Task to carry out —
From the entries below, copy every line where the string "milliers" appears.

[Dataset records on visual material]
- - -

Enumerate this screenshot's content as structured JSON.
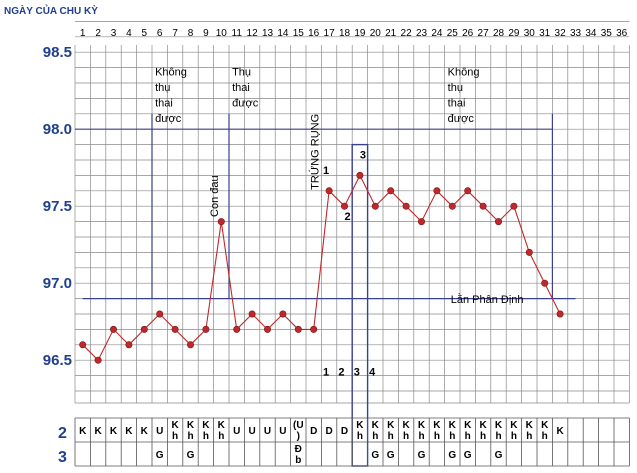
{
  "chart_data": {
    "type": "line",
    "title": "NGÀY CỦA CHU KỲ",
    "x": [
      1,
      2,
      3,
      4,
      5,
      6,
      7,
      8,
      9,
      10,
      11,
      12,
      13,
      14,
      15,
      16,
      17,
      18,
      19,
      20,
      21,
      22,
      23,
      24,
      25,
      26,
      27,
      28,
      29,
      30,
      31,
      32,
      33,
      34,
      35,
      36
    ],
    "x_ticks": [
      "1",
      "2",
      "3",
      "4",
      "5",
      "6",
      "7",
      "8",
      "9",
      "10",
      "11",
      "12",
      "13",
      "14",
      "15",
      "16",
      "17",
      "18",
      "19",
      "20",
      "21",
      "22",
      "23",
      "24",
      "25",
      "26",
      "27",
      "28",
      "29",
      "30",
      "31",
      "32",
      "33",
      "34",
      "35",
      "36"
    ],
    "y_ticks": [
      "96.5",
      "97.0",
      "97.5",
      "98.0",
      "98.5"
    ],
    "ylim": [
      96.3,
      98.7
    ],
    "grid": true,
    "series": [
      {
        "color": "#c0292b",
        "points": [
          {
            "day": 1,
            "temp": 96.6
          },
          {
            "day": 2,
            "temp": 96.5
          },
          {
            "day": 3,
            "temp": 96.7
          },
          {
            "day": 4,
            "temp": 96.6
          },
          {
            "day": 5,
            "temp": 96.7
          },
          {
            "day": 6,
            "temp": 96.8
          },
          {
            "day": 7,
            "temp": 96.7
          },
          {
            "day": 8,
            "temp": 96.6
          },
          {
            "day": 9,
            "temp": 96.7
          },
          {
            "day": 10,
            "temp": 97.4
          },
          {
            "day": 11,
            "temp": 96.7
          },
          {
            "day": 12,
            "temp": 96.8
          },
          {
            "day": 13,
            "temp": 96.7
          },
          {
            "day": 14,
            "temp": 96.8
          },
          {
            "day": 15,
            "temp": 96.7
          },
          {
            "day": 16,
            "temp": 96.7
          },
          {
            "day": 17,
            "temp": 97.6
          },
          {
            "day": 18,
            "temp": 97.5
          },
          {
            "day": 19,
            "temp": 97.7
          },
          {
            "day": 20,
            "temp": 97.5
          },
          {
            "day": 21,
            "temp": 97.6
          },
          {
            "day": 22,
            "temp": 97.5
          },
          {
            "day": 23,
            "temp": 97.4
          },
          {
            "day": 24,
            "temp": 97.6
          },
          {
            "day": 25,
            "temp": 97.5
          },
          {
            "day": 26,
            "temp": 97.6
          },
          {
            "day": 27,
            "temp": 97.5
          },
          {
            "day": 28,
            "temp": 97.4
          },
          {
            "day": 29,
            "temp": 97.5
          },
          {
            "day": 30,
            "temp": 97.2
          },
          {
            "day": 31,
            "temp": 97.0
          },
          {
            "day": 32,
            "temp": 96.8
          }
        ]
      }
    ],
    "coverline": {
      "temp": 96.9,
      "from_day": 1,
      "to_day": 33,
      "label": "Lằn Phân Định",
      "label_day": 24.9,
      "label_temp": 96.87
    },
    "vertical_lines": [
      {
        "day": 5.5,
        "from_temp": 96.9,
        "to_temp": 98.1
      },
      {
        "day": 10.5,
        "from_temp": 96.9,
        "to_temp": 98.1
      },
      {
        "day": 31.5,
        "from_temp": 96.9,
        "to_temp": 98.1
      }
    ],
    "fertile_line": {
      "from_day": 1,
      "to_day": 31.5,
      "temp": 98.0
    },
    "peak_box": {
      "from_day": 18.5,
      "to_day": 19.5,
      "from_temp": 97.9
    },
    "phase_labels": [
      {
        "lines": [
          "Không",
          "thụ",
          "thai",
          "được"
        ],
        "day": 5.7,
        "temp": 98.35
      },
      {
        "lines": [
          "Thụ",
          "thai",
          "được"
        ],
        "day": 10.7,
        "temp": 98.35
      },
      {
        "lines": [
          "Không",
          "thụ",
          "thai",
          "được"
        ],
        "day": 24.7,
        "temp": 98.35
      }
    ],
    "vertical_labels": [
      {
        "text": "Con đau",
        "day": 9.8,
        "temp": 97.7
      },
      {
        "text": "TRỨNG RỤNG",
        "day": 16.3,
        "temp": 98.1
      }
    ],
    "point_numbers": [
      {
        "text": "1",
        "day": 16.8,
        "temp": 97.71
      },
      {
        "text": "2",
        "day": 18.2,
        "temp": 97.41
      },
      {
        "text": "3",
        "day": 19.2,
        "temp": 97.81
      },
      {
        "text": "1",
        "day": 16.8,
        "temp": 96.4
      },
      {
        "text": "2",
        "day": 17.8,
        "temp": 96.4
      },
      {
        "text": "3",
        "day": 18.8,
        "temp": 96.4
      },
      {
        "text": "4",
        "day": 19.8,
        "temp": 96.4
      }
    ]
  },
  "table": {
    "row_labels": [
      "2",
      "3"
    ],
    "row2": [
      "K",
      "K",
      "K",
      "K",
      "K",
      "U",
      "K\nh",
      "K\nh",
      "K\nh",
      "K\nh",
      "U",
      "U",
      "U",
      "U",
      "(U\n)",
      "D",
      "D",
      "D",
      "K\nh",
      "K\nh",
      "K\nh",
      "K\nh",
      "K\nh",
      "K\nh",
      "K\nh",
      "K\nh",
      "K\nh",
      "K\nh",
      "K\nh",
      "K\nh",
      "K\nh",
      "K",
      "",
      "",
      "",
      ""
    ],
    "row3": [
      "",
      "",
      "",
      "",
      "",
      "G",
      "",
      "G",
      "",
      "",
      "",
      "",
      "",
      "",
      "Đ\nb",
      "",
      "",
      "",
      "",
      "G",
      "G",
      "",
      "G",
      "",
      "G",
      "G",
      "",
      "G",
      "",
      "",
      "",
      "",
      "",
      "",
      "",
      ""
    ]
  }
}
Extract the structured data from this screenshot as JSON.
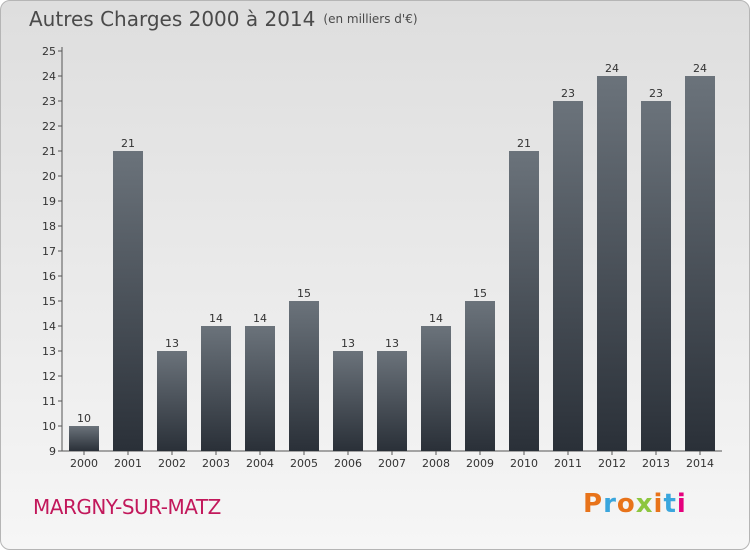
{
  "header": {
    "title": "Autres Charges 2000 à 2014",
    "unit": "(en milliers d'€)"
  },
  "footer": {
    "commune": "MARGNY-SUR-MATZ",
    "logo_text": "Proxiti",
    "logo_colors": [
      "#e8731a",
      "#3aa6dd",
      "#e8731a",
      "#8dc63f",
      "#e8731a",
      "#3aa6dd",
      "#e5007d"
    ]
  },
  "colors": {
    "bar_top": "#6b737b",
    "bar_bottom": "#2a3038",
    "axis": "#555555",
    "commune": "#c2185b"
  },
  "chart_data": {
    "type": "bar",
    "title": "Autres Charges 2000 à 2014",
    "subtitle": "(en milliers d'€)",
    "categories": [
      "2000",
      "2001",
      "2002",
      "2003",
      "2004",
      "2005",
      "2006",
      "2007",
      "2008",
      "2009",
      "2010",
      "2011",
      "2012",
      "2013",
      "2014"
    ],
    "values": [
      10,
      21,
      13,
      14,
      14,
      15,
      13,
      13,
      14,
      15,
      21,
      23,
      24,
      23,
      24
    ],
    "ylim": [
      9,
      25
    ],
    "yticks": [
      9,
      10,
      11,
      12,
      13,
      14,
      15,
      16,
      17,
      18,
      19,
      20,
      21,
      22,
      23,
      24,
      25
    ],
    "grid": false,
    "xlabel": "",
    "ylabel": ""
  }
}
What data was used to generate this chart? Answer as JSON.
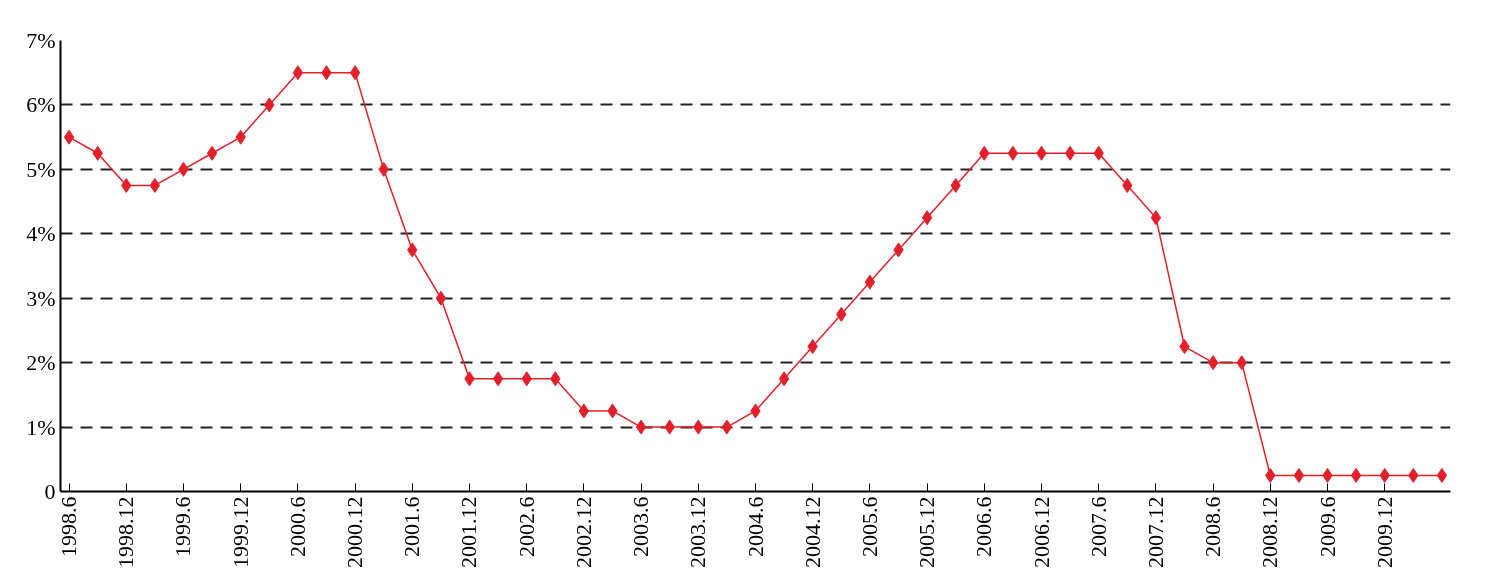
{
  "chart_data": {
    "type": "line",
    "categories": [
      "1998.6",
      null,
      "1998.12",
      null,
      "1999.6",
      null,
      "1999.12",
      null,
      "2000.6",
      null,
      "2000.12",
      null,
      "2001.6",
      null,
      "2001.12",
      null,
      "2002.6",
      null,
      "2002.12",
      null,
      "2003.6",
      null,
      "2003.12",
      null,
      "2004.6",
      null,
      "2004.12",
      null,
      "2005.6",
      null,
      "2005.12",
      null,
      "2006.6",
      null,
      "2006.12",
      null,
      "2007.6",
      null,
      "2007.12",
      null,
      "2008.6",
      null,
      "2008.12",
      null,
      "2009.6",
      null,
      "2009.12",
      null,
      null
    ],
    "series": [
      {
        "color": "#e3202a",
        "values": [
          5.5,
          5.25,
          4.75,
          4.75,
          5.0,
          5.25,
          5.5,
          6.0,
          6.5,
          6.5,
          6.5,
          5.0,
          3.75,
          3.0,
          1.75,
          1.75,
          1.75,
          1.75,
          1.25,
          1.25,
          1.0,
          1.0,
          1.0,
          1.0,
          1.25,
          1.75,
          2.25,
          2.75,
          3.25,
          3.75,
          4.25,
          4.75,
          5.25,
          5.25,
          5.25,
          5.25,
          5.25,
          4.75,
          4.25,
          2.25,
          2.0,
          2.0,
          0.25,
          0.25,
          0.25,
          0.25,
          0.25,
          0.25,
          0.25
        ]
      }
    ],
    "ylim": [
      0,
      7
    ],
    "yticks": [
      0,
      {
        "value": 1,
        "label": "1%"
      },
      {
        "value": 2,
        "label": "2%"
      },
      {
        "value": 3,
        "label": "3%"
      },
      {
        "value": 4,
        "label": "4%"
      },
      {
        "value": 5,
        "label": "5%"
      },
      {
        "value": 6,
        "label": "6%"
      },
      {
        "value": 7,
        "label": "7%"
      }
    ],
    "grid": "y",
    "marker": "diamond",
    "line_style": "solid"
  }
}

- - -

Exercise output —
    "unit": "(en milliers d'€)"
    "subtitle": "(en milliers d'€)",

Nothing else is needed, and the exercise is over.